The input ::
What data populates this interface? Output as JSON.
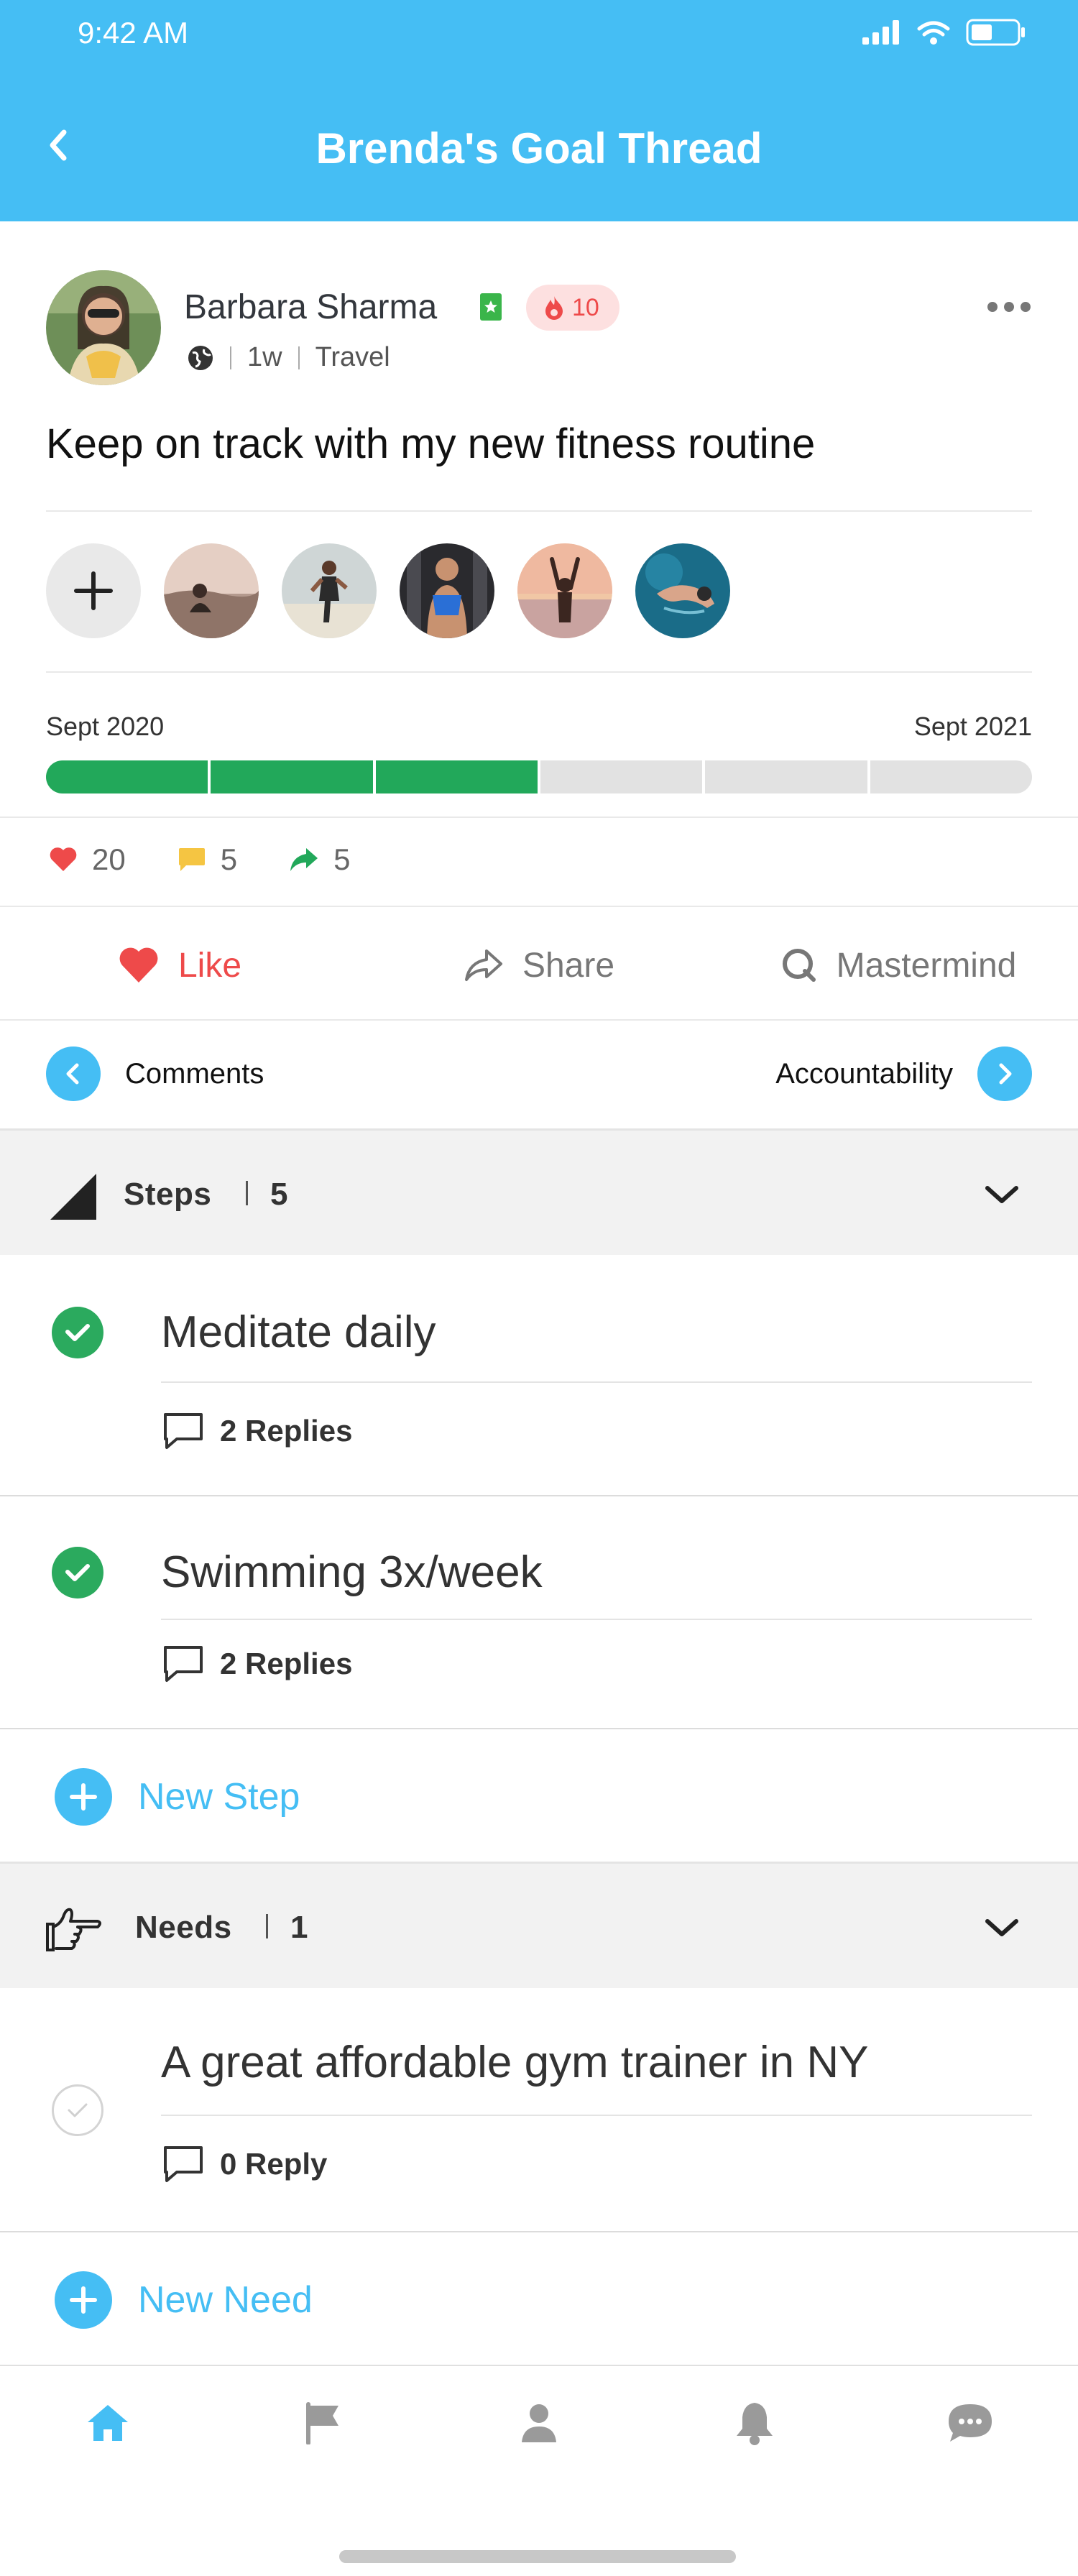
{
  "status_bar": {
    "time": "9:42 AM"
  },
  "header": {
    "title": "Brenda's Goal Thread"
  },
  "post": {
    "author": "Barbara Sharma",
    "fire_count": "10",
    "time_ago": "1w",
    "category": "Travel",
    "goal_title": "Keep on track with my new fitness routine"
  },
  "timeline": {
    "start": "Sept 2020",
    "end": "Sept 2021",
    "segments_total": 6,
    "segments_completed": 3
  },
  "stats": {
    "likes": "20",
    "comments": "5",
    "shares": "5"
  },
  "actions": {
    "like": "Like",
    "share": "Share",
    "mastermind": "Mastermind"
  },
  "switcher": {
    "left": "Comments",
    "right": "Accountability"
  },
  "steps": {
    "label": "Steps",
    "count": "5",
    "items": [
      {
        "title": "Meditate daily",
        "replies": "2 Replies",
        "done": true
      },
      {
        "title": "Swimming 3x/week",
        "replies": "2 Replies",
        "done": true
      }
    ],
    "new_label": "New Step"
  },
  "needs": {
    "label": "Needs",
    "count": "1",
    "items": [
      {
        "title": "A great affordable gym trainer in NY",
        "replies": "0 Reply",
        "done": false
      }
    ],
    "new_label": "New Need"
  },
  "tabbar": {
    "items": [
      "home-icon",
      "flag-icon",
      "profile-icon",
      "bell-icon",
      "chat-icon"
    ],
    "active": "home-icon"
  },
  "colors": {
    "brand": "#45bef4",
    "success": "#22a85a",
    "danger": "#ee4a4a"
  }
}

Exercise prompt :: Where a line of the entries contains the word "icon", copy that line.

Solution below ::
      "home-icon",
      "flag-icon",
      "profile-icon",
      "bell-icon",
      "chat-icon"
    "active": "home-icon"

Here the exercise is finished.